Print all the records exactly, please.

-------- EXCERPTED DATA

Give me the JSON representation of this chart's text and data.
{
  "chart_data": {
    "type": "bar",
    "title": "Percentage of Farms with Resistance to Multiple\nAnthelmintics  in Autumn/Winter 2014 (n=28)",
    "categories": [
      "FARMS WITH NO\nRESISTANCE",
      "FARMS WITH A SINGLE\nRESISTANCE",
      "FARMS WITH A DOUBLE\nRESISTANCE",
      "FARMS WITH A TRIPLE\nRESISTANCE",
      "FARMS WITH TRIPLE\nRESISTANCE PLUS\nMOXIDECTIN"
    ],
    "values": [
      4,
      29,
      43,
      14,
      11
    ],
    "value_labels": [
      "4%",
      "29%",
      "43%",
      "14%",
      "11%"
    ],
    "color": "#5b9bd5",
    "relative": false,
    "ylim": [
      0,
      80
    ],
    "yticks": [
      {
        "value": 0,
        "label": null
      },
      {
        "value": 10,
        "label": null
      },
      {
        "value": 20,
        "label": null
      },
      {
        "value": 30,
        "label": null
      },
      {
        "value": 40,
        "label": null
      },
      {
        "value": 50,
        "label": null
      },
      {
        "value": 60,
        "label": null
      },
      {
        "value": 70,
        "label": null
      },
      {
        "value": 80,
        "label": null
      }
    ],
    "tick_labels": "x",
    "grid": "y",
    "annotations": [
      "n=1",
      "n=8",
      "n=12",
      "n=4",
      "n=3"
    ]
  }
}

----------------

- _OUTPUT OF THE TASK_
Give me the JSON representation of this chart's text and data.
{
  "chart_data": {
    "type": "bar",
    "title": "Percentage of Farms with Resistance to Multiple\nAnthelmintics  in Autumn/Winter 2014 (n=28)",
    "categories": [
      "FARMS WITH NO\nRESISTANCE",
      "FARMS WITH A SINGLE\nRESISTANCE",
      "FARMS WITH A DOUBLE\nRESISTANCE",
      "FARMS WITH A TRIPLE\nRESISTANCE",
      "FARMS WITH TRIPLE\nRESISTANCE PLUS\nMOXIDECTIN"
    ],
    "values": [
      4,
      29,
      43,
      14,
      11
    ],
    "value_labels": [
      "4%",
      "29%",
      "43%",
      "14%",
      "11%"
    ],
    "color": "#5b9bd5",
    "relative": false,
    "ylim": [
      0,
      80
    ],
    "yticks": [
      {
        "value": 0,
        "label": null
      },
      {
        "value": 10,
        "label": null
      },
      {
        "value": 20,
        "label": null
      },
      {
        "value": 30,
        "label": null
      },
      {
        "value": 40,
        "label": null
      },
      {
        "value": 50,
        "label": null
      },
      {
        "value": 60,
        "label": null
      },
      {
        "value": 70,
        "label": null
      },
      {
        "value": 80,
        "label": null
      }
    ],
    "tick_labels": "x",
    "grid": "y",
    "annotations": [
      "n=1",
      "n=8",
      "n=12",
      "n=4",
      "n=3"
    ]
  }
}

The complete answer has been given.